___ Material for the task

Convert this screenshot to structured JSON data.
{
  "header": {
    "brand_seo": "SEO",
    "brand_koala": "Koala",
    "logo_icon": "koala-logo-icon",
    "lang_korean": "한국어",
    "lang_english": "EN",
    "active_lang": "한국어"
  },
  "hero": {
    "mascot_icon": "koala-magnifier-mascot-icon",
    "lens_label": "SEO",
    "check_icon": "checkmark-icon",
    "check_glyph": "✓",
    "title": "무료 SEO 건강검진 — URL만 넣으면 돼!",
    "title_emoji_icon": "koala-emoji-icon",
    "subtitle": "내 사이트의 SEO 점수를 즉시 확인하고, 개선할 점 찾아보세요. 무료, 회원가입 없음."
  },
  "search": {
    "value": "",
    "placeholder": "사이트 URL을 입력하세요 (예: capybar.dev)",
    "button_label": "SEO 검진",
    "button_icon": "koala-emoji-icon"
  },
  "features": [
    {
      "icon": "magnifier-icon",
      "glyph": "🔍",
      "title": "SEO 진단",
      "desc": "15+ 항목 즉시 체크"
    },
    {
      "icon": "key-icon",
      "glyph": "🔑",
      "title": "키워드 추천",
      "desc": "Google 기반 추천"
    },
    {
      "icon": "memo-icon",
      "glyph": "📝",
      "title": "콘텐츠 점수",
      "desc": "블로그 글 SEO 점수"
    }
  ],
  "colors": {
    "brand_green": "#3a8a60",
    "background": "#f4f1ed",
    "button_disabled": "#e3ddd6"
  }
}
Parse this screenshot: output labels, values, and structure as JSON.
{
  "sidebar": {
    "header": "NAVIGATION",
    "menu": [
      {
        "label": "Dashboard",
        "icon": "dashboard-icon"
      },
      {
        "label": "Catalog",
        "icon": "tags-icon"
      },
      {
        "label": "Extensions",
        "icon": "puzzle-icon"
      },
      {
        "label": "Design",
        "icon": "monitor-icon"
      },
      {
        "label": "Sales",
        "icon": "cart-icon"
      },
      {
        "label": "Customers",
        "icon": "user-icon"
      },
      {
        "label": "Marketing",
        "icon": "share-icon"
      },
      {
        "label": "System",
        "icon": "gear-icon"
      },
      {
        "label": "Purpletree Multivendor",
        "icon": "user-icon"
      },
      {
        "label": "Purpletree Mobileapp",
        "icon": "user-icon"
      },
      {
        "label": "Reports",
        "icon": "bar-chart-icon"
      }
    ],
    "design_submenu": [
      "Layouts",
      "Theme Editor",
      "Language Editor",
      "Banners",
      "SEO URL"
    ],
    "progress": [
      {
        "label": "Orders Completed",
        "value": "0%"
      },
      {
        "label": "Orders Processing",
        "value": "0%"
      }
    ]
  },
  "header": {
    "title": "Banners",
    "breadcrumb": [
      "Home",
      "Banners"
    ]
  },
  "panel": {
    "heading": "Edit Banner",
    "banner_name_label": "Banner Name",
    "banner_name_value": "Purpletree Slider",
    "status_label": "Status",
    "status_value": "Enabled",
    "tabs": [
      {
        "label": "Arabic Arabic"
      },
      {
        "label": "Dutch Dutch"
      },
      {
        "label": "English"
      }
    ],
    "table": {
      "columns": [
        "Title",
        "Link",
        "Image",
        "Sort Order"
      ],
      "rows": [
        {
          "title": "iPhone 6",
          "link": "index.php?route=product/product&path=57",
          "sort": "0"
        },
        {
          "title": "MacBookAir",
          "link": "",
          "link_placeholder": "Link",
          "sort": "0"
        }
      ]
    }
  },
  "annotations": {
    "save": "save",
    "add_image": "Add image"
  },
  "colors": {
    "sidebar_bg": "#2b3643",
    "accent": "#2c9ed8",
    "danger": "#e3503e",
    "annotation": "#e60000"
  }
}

______

Pull out all lines of the data with the string "magnifier".

Written answer.
    "mascot_icon": "koala-magnifier-mascot-icon",
      "icon": "magnifier-icon",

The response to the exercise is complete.